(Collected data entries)
━━━━

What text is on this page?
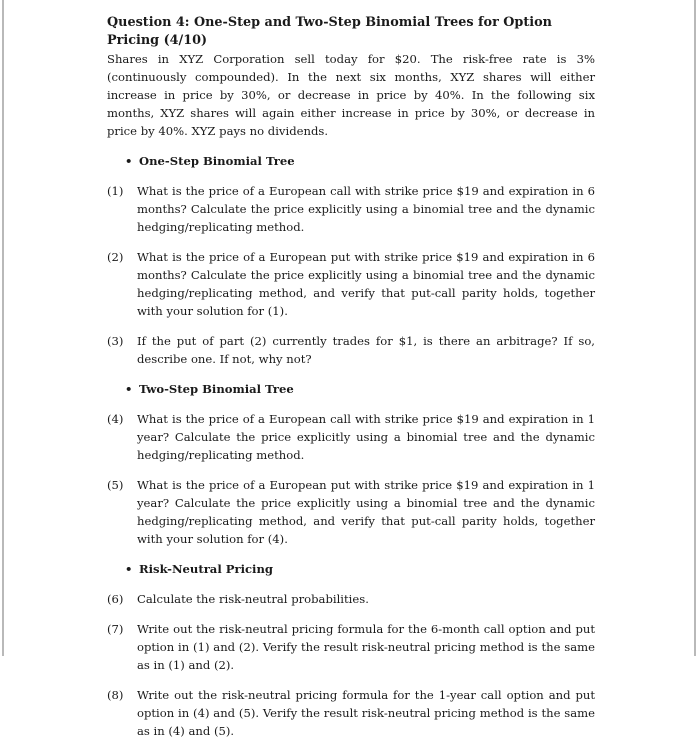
Question 4: One-Step and Two-Step Binomial Trees for Option Pricing (4/10)

Shares in XYZ Corporation sell today for $20. The risk-free rate is 3% (continuously compounded). In the next six months, XYZ shares will either increase in price by 30%, or decrease in price by 40%. In the following six months, XYZ shares will again either increase in price by 30%, or decrease in price by 40%. XYZ pays no dividends.

• One-Step Binomial Tree
(1)	What is the price of a European call with strike price $19 and expiration in 6 months? Calculate the price explicitly using a binomial tree and the dynamic hedging/replicating method.
(2)	What is the price of a European put with strike price $19 and expiration in 6 months? Calculate the price explicitly using a binomial tree and the dynamic hedging/replicating method, and verify that put-call parity holds, together with your solution for (1).
(3)	If the put of part (2) currently trades for $1, is there an arbitrage? If so, describe one. If not, why not?
• Two-Step Binomial Tree
(4)	What is the price of a European call with strike price $19 and expiration in 1 year? Calculate the price explicitly using a binomial tree and the dynamic hedging/replicating method.
(5)	What is the price of a European put with strike price $19 and expiration in 1 year? Calculate the price explicitly using a binomial tree and the dynamic hedging/replicating method, and verify that put-call parity holds, together with your solution for (4).
• Risk-Neutral Pricing
(6)	Calculate the risk-neutral probabilities.
(7)	Write out the risk-neutral pricing formula for the 6-month call option and put option in (1) and (2). Verify the result risk-neutral pricing method is the same as in (1) and (2).
(8)	Write out the risk-neutral pricing formula for the 1-year call option and put option in (4) and (5). Verify the result risk-neutral pricing method is the same as in (4) and (5).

━━━━

- **THE PROBLEM**: Reproduce all of the entries word for word, skipping any pictures they hold.

- **FULL ANSWER**:
What text is on this page?
Question 4: One-Step and Two-Step Binomial Trees for Option Pricing (4/10)

Shares in XYZ Corporation sell today for $20. The risk-free rate is 3% (continuously compounded). In the next six months, XYZ shares will either increase in price by 30%, or decrease in price by 40%. In the following six months, XYZ shares will again either increase in price by 30%, or decrease in price by 40%. XYZ pays no dividends.

• One-Step Binomial Tree
(1)	What is the price of a European call with strike price $19 and expiration in 6 months? Calculate the price explicitly using a binomial tree and the dynamic hedging/replicating method.
(2)	What is the price of a European put with strike price $19 and expiration in 6 months? Calculate the price explicitly using a binomial tree and the dynamic hedging/replicating method, and verify that put-call parity holds, together with your solution for (1).
(3)	If the put of part (2) currently trades for $1, is there an arbitrage? If so, describe one. If not, why not?
• Two-Step Binomial Tree
(4)	What is the price of a European call with strike price $19 and expiration in 1 year? Calculate the price explicitly using a binomial tree and the dynamic hedging/replicating method.
(5)	What is the price of a European put with strike price $19 and expiration in 1 year? Calculate the price explicitly using a binomial tree and the dynamic hedging/replicating method, and verify that put-call parity holds, together with your solution for (4).
• Risk-Neutral Pricing
(6)	Calculate the risk-neutral probabilities.
(7)	Write out the risk-neutral pricing formula for the 6-month call option and put option in (1) and (2). Verify the result risk-neutral pricing method is the same as in (1) and (2).
(8)	Write out the risk-neutral pricing formula for the 1-year call option and put option in (4) and (5). Verify the result risk-neutral pricing method is the same as in (4) and (5).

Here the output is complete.